What you should do:
Show every line in the records below that contains the word "tuyệt".

Working data:

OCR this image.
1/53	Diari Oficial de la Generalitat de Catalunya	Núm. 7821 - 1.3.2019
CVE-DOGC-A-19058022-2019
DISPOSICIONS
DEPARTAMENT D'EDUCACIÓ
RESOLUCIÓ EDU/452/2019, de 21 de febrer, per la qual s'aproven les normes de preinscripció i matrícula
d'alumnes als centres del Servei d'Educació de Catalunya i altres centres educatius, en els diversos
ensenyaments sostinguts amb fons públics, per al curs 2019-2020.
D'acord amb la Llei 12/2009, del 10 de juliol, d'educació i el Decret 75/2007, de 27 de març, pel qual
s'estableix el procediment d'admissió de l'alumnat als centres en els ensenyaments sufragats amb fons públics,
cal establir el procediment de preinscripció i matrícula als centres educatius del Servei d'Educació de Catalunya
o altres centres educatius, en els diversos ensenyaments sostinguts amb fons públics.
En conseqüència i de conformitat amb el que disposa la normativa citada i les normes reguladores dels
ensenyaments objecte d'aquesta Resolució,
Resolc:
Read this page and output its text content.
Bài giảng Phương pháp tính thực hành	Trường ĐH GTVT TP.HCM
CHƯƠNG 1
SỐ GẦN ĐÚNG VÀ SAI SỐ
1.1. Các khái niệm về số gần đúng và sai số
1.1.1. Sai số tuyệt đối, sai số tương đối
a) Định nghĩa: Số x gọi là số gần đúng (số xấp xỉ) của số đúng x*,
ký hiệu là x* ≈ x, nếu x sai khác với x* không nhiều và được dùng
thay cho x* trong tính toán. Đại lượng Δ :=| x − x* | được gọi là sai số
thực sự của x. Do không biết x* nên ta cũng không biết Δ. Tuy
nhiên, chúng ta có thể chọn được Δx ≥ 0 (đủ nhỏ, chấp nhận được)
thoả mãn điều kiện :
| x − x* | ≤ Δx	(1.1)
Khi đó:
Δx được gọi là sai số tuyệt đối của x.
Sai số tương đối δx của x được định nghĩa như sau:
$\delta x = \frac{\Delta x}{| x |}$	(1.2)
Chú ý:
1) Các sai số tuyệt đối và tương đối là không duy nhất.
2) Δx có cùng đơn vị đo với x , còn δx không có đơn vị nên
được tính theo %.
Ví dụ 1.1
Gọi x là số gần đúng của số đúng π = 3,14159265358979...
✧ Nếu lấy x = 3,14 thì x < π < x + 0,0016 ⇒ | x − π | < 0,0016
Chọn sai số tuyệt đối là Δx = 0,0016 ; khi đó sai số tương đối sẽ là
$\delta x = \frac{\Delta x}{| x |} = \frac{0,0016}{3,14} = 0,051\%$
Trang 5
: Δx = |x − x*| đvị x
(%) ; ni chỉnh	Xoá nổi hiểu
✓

Solution to this task:
1.1.1. Sai số tuyệt đối, sai số tương đối
Δx được gọi là sai số tuyệt đối của x.
1) Các sai số tuyệt đối và tương đối là không duy nhất.
Chọn sai số tuyệt đối là Δx = 0,0016 ; khi đó sai số tương đối sẽ là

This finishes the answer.